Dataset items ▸
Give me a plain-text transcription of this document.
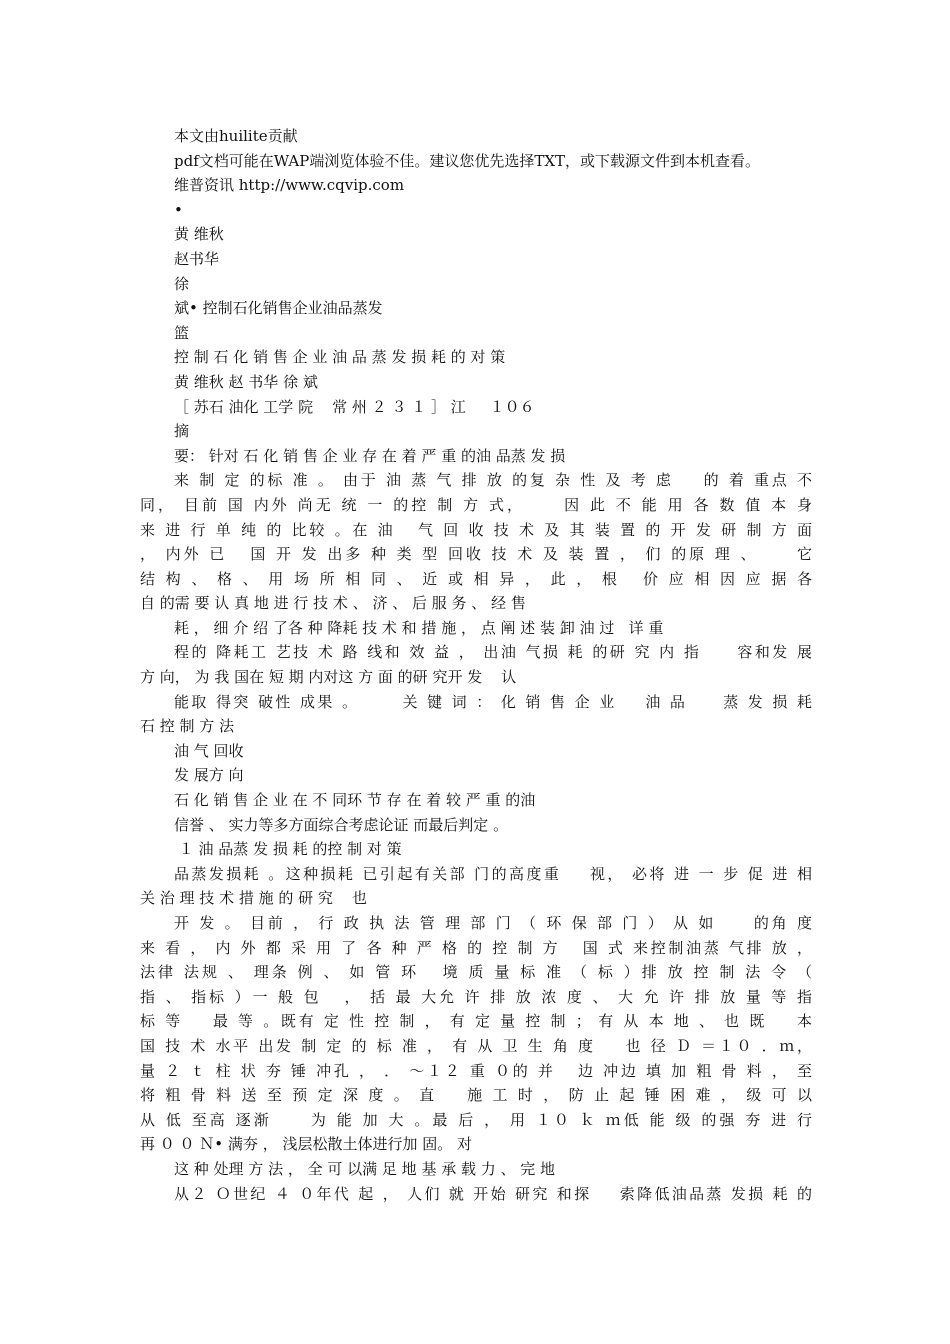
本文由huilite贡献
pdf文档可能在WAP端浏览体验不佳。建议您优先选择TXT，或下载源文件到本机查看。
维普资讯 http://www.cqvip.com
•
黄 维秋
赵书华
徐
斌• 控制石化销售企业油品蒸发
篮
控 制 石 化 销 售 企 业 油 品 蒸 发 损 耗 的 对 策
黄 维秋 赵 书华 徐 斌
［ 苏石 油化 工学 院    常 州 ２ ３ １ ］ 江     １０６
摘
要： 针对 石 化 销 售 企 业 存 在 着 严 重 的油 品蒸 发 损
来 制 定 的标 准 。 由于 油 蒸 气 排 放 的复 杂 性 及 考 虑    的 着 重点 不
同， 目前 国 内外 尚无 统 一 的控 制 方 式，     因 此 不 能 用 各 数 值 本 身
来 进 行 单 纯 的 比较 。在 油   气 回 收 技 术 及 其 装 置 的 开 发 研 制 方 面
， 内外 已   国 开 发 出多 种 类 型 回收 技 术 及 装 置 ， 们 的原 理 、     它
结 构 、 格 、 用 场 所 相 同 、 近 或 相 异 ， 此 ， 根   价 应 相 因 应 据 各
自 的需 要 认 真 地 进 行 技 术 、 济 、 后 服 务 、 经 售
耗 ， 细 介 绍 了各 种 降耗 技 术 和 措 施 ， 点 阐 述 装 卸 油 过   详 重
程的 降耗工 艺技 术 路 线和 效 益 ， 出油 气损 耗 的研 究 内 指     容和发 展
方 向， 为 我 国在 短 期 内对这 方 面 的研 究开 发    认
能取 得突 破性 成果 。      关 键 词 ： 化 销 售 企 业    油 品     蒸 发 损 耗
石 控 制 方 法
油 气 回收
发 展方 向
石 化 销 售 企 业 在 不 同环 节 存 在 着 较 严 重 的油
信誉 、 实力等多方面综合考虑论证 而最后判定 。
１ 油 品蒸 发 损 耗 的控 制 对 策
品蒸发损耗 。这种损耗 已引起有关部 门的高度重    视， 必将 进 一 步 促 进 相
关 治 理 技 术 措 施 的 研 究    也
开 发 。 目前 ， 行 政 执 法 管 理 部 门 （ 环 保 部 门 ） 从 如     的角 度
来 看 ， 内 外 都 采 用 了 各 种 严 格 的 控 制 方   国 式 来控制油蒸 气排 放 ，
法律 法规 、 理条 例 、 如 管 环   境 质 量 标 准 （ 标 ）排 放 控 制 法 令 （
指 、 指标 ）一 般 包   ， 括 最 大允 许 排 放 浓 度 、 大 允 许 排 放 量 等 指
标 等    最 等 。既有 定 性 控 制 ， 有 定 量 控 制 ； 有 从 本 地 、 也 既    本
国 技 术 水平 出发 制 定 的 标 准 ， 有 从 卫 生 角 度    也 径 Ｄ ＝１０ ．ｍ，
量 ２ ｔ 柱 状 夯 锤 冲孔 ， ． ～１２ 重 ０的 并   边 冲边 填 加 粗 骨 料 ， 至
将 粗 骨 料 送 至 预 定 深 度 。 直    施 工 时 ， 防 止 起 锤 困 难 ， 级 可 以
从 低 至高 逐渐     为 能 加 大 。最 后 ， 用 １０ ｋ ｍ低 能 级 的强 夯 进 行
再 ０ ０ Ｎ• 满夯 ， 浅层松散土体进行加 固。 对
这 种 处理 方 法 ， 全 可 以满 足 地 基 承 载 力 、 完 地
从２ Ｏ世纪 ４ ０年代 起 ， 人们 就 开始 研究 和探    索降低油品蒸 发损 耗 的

Written instruction ▸ Copy the material above exactly and drop the pictures.

Task response ▸
Give me a plain-text transcription of this document.
本文由huilite贡献
pdf文档可能在WAP端浏览体验不佳。建议您优先选择TXT，或下载源文件到本机查看。
维普资讯 http://www.cqvip.com
•
黄 维秋
赵书华
徐
斌• 控制石化销售企业油品蒸发
篮
控 制 石 化 销 售 企 业 油 品 蒸 发 损 耗 的 对 策
黄 维秋 赵 书华 徐 斌
［ 苏石 油化 工学 院    常 州 ２ ３ １ ］ 江     １０６
摘
要： 针对 石 化 销 售 企 业 存 在 着 严 重 的油 品蒸 发 损
来 制 定 的标 准 。 由于 油 蒸 气 排 放 的复 杂 性 及 考 虑    的 着 重点 不
同， 目前 国 内外 尚无 统 一 的控 制 方 式，     因 此 不 能 用 各 数 值 本 身
来 进 行 单 纯 的 比较 。在 油   气 回 收 技 术 及 其 装 置 的 开 发 研 制 方 面
， 内外 已   国 开 发 出多 种 类 型 回收 技 术 及 装 置 ， 们 的原 理 、     它
结 构 、 格 、 用 场 所 相 同 、 近 或 相 异 ， 此 ， 根   价 应 相 因 应 据 各
自 的需 要 认 真 地 进 行 技 术 、 济 、 后 服 务 、 经 售
耗 ， 细 介 绍 了各 种 降耗 技 术 和 措 施 ， 点 阐 述 装 卸 油 过   详 重
程的 降耗工 艺技 术 路 线和 效 益 ， 出油 气损 耗 的研 究 内 指     容和发 展
方 向， 为 我 国在 短 期 内对这 方 面 的研 究开 发    认
能取 得突 破性 成果 。      关 键 词 ： 化 销 售 企 业    油 品     蒸 发 损 耗
石 控 制 方 法
油 气 回收
发 展方 向
石 化 销 售 企 业 在 不 同环 节 存 在 着 较 严 重 的油
信誉 、 实力等多方面综合考虑论证 而最后判定 。
１ 油 品蒸 发 损 耗 的控 制 对 策
品蒸发损耗 。这种损耗 已引起有关部 门的高度重    视， 必将 进 一 步 促 进 相
关 治 理 技 术 措 施 的 研 究    也
开 发 。 目前 ， 行 政 执 法 管 理 部 门 （ 环 保 部 门 ） 从 如     的角 度
来 看 ， 内 外 都 采 用 了 各 种 严 格 的 控 制 方   国 式 来控制油蒸 气排 放 ，
法律 法规 、 理条 例 、 如 管 环   境 质 量 标 准 （ 标 ）排 放 控 制 法 令 （
指 、 指标 ）一 般 包   ， 括 最 大允 许 排 放 浓 度 、 大 允 许 排 放 量 等 指
标 等    最 等 。既有 定 性 控 制 ， 有 定 量 控 制 ； 有 从 本 地 、 也 既    本
国 技 术 水平 出发 制 定 的 标 准 ， 有 从 卫 生 角 度    也 径 Ｄ ＝１０ ．ｍ，
量 ２ ｔ 柱 状 夯 锤 冲孔 ， ． ～１２ 重 ０的 并   边 冲边 填 加 粗 骨 料 ， 至
将 粗 骨 料 送 至 预 定 深 度 。 直    施 工 时 ， 防 止 起 锤 困 难 ， 级 可 以
从 低 至高 逐渐     为 能 加 大 。最 后 ， 用 １０ ｋ ｍ低 能 级 的强 夯 进 行
再 ０ ０ Ｎ• 满夯 ， 浅层松散土体进行加 固。 对
这 种 处理 方 法 ， 全 可 以满 足 地 基 承 载 力 、 完 地
从２ Ｏ世纪 ４ ０年代 起 ， 人们 就 开始 研究 和探    索降低油品蒸 发损 耗 的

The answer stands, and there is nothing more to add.